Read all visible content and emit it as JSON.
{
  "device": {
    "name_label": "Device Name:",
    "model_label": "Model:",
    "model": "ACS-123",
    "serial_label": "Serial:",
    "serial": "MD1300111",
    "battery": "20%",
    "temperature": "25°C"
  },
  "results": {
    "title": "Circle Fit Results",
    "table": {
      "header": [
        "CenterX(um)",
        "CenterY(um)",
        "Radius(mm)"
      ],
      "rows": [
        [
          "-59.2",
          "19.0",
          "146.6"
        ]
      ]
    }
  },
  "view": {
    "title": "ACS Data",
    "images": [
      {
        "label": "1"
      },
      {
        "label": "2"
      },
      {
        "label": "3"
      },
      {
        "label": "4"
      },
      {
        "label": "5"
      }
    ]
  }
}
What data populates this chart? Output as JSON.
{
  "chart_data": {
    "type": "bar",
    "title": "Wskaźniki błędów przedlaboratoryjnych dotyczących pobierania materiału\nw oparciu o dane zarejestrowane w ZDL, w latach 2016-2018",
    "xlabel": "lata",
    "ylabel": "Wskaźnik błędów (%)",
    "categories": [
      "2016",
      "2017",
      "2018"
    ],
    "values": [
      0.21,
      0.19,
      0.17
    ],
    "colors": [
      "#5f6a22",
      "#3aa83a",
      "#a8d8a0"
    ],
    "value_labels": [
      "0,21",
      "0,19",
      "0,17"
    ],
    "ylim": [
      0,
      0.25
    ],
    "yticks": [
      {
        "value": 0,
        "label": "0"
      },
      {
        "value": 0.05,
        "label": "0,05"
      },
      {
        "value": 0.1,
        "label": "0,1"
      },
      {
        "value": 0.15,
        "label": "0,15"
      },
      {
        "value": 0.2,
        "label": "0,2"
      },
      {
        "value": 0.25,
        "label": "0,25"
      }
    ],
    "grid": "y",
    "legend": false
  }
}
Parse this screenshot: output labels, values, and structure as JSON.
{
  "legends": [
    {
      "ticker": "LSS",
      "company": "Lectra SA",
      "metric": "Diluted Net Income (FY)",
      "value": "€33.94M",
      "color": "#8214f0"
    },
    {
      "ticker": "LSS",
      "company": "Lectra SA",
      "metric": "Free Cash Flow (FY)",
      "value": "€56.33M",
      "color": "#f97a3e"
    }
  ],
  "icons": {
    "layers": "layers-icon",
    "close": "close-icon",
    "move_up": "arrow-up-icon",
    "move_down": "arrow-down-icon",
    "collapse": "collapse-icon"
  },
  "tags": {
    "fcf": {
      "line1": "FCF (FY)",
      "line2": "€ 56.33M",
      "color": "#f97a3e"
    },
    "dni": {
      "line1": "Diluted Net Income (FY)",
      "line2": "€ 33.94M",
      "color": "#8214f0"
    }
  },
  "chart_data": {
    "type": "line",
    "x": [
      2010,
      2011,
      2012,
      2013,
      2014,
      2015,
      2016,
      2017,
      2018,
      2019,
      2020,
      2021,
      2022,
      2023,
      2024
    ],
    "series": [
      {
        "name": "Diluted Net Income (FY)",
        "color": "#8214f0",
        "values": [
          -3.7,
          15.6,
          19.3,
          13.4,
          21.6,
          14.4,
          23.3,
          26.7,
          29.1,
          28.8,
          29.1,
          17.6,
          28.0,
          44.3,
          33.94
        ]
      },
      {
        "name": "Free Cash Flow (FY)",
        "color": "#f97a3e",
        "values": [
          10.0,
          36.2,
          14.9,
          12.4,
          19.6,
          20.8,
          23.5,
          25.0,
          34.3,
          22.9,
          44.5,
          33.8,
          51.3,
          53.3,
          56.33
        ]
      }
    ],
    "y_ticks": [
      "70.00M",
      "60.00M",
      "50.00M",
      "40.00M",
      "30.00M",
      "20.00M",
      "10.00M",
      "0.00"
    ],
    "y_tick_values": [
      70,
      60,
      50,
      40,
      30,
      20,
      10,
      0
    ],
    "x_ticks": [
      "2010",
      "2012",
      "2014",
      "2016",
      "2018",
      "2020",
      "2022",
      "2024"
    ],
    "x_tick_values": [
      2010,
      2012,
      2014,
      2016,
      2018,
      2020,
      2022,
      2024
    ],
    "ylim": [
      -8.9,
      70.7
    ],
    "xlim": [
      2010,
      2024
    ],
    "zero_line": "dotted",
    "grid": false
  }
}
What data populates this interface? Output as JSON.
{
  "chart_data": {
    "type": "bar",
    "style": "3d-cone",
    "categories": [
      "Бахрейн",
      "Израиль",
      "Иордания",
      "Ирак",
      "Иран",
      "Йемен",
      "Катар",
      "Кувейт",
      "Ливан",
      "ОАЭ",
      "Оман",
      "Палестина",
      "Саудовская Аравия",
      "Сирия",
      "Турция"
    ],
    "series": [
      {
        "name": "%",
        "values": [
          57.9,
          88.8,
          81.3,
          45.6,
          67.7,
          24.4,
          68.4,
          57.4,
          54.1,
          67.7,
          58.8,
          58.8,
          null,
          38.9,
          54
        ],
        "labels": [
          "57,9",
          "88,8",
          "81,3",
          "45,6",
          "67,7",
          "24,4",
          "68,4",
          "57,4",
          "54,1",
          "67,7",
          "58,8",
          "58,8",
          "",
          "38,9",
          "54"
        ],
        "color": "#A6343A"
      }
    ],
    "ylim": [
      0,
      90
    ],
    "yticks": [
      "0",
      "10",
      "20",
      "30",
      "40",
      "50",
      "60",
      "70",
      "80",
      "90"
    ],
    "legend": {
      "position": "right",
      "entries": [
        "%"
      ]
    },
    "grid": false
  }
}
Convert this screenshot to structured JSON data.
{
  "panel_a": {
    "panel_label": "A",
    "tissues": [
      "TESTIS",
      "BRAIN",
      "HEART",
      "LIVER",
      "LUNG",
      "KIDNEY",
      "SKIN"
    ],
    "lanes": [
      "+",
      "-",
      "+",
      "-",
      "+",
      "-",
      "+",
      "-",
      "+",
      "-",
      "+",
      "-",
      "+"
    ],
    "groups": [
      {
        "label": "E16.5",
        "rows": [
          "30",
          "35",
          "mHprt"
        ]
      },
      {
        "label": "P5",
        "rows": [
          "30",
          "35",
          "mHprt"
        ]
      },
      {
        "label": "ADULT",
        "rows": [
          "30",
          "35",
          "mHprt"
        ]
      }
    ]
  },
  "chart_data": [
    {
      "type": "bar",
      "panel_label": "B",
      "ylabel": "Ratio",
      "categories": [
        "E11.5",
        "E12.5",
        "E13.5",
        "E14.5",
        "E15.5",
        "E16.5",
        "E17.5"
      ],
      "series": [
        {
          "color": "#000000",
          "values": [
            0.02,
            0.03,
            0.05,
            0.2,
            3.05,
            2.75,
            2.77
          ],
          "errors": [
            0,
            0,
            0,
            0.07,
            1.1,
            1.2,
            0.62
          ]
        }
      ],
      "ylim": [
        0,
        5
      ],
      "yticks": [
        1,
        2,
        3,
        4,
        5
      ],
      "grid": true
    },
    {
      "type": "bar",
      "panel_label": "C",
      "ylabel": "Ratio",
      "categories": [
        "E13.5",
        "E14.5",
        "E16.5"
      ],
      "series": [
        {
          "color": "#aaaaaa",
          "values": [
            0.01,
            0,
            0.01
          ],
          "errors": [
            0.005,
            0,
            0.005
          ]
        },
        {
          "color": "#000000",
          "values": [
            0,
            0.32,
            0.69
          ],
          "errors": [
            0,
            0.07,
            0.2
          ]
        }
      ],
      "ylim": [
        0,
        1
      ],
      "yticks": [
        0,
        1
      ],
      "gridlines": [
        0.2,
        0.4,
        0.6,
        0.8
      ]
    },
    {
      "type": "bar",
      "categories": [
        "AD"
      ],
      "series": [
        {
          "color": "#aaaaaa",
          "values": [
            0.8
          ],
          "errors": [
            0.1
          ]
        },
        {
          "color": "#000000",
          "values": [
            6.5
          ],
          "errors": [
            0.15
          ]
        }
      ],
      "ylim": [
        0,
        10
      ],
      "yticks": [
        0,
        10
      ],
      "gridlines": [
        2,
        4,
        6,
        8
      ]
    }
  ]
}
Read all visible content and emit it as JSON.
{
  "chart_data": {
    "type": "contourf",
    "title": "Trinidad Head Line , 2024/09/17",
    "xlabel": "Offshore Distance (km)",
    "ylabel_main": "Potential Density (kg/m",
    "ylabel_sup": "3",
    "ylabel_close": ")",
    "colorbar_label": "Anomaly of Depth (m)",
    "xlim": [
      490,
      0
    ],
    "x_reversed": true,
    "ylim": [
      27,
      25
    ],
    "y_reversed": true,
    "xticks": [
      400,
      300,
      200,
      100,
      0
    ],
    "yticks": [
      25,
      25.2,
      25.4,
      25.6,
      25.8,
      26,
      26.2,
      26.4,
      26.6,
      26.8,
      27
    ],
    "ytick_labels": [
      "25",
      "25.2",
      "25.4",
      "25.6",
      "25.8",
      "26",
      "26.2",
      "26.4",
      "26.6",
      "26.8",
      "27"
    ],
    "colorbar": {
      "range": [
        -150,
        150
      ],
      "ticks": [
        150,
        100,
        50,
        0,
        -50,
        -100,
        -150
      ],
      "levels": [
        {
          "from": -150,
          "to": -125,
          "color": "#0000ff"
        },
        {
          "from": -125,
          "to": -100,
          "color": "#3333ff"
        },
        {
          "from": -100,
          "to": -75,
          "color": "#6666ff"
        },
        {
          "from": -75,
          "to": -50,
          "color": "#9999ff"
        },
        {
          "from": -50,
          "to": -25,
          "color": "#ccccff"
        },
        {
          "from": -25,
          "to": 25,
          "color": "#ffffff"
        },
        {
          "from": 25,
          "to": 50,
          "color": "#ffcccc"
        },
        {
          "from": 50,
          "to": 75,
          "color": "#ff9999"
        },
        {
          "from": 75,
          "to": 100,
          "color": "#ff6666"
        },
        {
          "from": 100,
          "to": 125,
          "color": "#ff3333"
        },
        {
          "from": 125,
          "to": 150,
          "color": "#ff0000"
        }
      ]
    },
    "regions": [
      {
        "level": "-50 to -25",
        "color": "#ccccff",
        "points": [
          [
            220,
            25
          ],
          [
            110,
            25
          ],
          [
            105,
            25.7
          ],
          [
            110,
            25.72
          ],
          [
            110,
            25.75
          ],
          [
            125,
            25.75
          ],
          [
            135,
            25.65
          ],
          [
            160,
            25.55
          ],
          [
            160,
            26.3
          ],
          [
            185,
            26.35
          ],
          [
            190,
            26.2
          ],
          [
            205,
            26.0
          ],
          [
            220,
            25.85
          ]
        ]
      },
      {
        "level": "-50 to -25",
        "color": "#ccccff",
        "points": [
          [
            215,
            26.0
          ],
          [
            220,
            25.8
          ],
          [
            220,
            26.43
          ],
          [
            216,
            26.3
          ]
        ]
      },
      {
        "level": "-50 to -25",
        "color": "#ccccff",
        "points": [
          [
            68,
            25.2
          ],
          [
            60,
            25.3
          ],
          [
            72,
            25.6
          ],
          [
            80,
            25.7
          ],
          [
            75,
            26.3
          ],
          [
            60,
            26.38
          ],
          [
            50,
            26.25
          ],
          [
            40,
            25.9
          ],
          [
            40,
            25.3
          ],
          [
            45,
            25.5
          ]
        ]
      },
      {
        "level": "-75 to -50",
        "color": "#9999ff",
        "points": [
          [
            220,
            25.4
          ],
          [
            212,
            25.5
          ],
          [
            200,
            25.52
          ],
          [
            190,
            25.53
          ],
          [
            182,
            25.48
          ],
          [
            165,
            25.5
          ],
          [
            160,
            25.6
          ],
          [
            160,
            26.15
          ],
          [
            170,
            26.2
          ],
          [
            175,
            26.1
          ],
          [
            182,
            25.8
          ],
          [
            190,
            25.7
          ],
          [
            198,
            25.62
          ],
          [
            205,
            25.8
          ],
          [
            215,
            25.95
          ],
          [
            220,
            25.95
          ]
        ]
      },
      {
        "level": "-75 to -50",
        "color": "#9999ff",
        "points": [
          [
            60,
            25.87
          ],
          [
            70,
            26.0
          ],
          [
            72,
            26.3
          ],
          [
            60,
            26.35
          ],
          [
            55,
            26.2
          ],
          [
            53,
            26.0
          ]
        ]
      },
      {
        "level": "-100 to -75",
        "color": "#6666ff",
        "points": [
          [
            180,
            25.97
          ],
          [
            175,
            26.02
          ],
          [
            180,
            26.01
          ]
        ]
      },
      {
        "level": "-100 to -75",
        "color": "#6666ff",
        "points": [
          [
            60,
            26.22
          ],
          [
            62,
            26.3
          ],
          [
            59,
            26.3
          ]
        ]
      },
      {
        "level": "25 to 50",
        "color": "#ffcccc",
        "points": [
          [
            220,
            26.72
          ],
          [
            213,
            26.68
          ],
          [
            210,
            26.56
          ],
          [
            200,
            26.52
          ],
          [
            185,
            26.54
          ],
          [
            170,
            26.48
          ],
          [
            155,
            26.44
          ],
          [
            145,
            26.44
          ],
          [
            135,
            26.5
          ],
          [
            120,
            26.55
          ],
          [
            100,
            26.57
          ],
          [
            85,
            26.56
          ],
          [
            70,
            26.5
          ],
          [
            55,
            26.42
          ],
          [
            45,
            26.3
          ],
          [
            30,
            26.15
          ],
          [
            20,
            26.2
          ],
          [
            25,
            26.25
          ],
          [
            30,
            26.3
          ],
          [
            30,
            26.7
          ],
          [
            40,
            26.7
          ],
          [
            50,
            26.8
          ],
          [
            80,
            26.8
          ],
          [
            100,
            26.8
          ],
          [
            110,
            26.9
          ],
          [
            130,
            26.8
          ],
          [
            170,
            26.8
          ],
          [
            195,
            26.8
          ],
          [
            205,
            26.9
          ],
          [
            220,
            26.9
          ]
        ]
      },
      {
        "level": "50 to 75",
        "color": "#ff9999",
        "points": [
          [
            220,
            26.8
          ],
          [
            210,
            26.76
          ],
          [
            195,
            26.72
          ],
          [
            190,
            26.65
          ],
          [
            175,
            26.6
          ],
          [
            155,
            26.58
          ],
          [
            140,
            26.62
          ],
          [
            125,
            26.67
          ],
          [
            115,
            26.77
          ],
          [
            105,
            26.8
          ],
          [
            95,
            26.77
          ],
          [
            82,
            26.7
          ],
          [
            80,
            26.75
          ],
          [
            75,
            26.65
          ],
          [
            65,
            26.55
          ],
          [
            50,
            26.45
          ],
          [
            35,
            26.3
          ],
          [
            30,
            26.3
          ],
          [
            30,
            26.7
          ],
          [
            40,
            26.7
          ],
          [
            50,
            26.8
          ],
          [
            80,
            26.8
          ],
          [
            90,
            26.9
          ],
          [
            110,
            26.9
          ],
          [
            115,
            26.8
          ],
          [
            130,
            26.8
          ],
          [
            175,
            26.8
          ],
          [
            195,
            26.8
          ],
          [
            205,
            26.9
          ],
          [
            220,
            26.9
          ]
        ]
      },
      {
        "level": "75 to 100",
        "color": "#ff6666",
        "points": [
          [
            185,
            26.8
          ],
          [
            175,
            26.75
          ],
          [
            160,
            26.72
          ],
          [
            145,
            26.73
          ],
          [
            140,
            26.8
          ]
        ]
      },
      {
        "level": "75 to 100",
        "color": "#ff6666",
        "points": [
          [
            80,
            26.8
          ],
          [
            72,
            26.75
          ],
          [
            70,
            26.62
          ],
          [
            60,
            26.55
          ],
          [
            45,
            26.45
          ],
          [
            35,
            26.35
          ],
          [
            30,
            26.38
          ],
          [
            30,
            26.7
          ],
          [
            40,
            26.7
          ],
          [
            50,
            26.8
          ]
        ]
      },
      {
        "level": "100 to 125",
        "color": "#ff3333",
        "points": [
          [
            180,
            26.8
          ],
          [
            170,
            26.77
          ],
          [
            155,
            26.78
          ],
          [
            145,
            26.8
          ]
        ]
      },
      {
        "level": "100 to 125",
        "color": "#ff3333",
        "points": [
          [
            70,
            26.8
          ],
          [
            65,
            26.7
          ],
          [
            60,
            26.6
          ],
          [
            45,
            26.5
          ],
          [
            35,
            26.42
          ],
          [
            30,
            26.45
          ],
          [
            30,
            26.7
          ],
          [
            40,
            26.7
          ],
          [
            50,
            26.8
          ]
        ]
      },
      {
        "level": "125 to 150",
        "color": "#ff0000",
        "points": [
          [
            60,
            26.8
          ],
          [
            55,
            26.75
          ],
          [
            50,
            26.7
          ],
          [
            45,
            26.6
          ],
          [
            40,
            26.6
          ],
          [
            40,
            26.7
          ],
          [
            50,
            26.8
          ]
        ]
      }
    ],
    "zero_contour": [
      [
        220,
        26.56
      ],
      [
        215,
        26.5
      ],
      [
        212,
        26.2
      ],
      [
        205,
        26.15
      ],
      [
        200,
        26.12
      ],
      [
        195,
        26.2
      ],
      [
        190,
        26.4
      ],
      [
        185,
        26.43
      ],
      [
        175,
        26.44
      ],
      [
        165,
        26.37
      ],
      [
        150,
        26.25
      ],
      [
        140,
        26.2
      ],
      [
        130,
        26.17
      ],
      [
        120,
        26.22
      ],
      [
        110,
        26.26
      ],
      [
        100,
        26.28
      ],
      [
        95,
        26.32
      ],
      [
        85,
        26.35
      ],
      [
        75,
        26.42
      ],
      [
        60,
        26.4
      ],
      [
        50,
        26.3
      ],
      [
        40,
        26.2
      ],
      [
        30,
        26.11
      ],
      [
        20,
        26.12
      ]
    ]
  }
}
--*--
## What you need to do:
From the records above, pick out and copy each line holding the word "Cash".

## The completed task:
      "metric": "Free Cash Flow (FY)",
        "name": "Free Cash Flow (FY)",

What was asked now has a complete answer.